Check each line of the material. Copy those containing "headline".

## START

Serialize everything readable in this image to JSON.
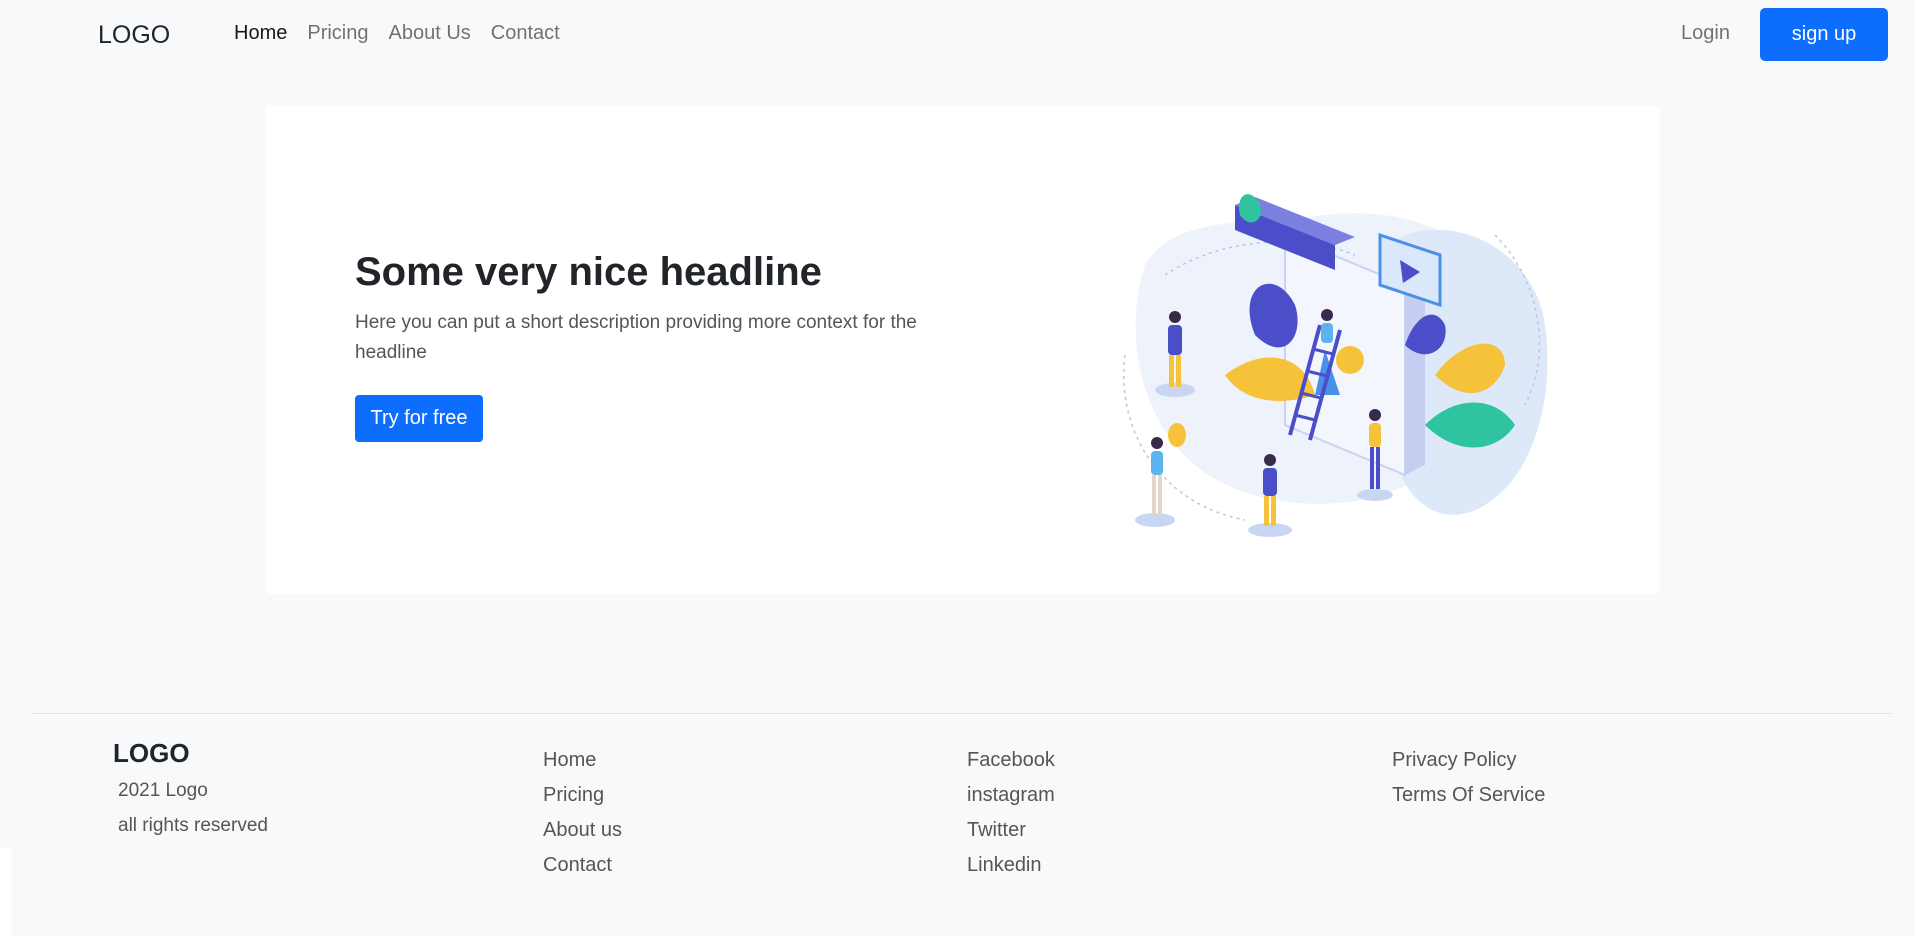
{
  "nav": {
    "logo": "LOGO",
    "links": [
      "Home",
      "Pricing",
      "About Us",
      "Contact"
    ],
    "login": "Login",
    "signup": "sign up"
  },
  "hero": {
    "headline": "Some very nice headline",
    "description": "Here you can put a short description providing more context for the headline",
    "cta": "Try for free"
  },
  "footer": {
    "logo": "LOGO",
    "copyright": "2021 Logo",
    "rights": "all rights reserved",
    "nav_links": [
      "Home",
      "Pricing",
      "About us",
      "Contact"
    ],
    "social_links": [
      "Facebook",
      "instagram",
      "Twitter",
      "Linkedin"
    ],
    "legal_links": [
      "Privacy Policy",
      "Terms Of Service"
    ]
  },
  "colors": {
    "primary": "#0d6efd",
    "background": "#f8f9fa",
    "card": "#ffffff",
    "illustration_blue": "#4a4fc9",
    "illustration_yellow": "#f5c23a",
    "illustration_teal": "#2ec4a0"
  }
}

## END

*EXERCISE RESULT:*
    "headline": "Some very nice headline",
    "description": "Here you can put a short description providing more context for the headline",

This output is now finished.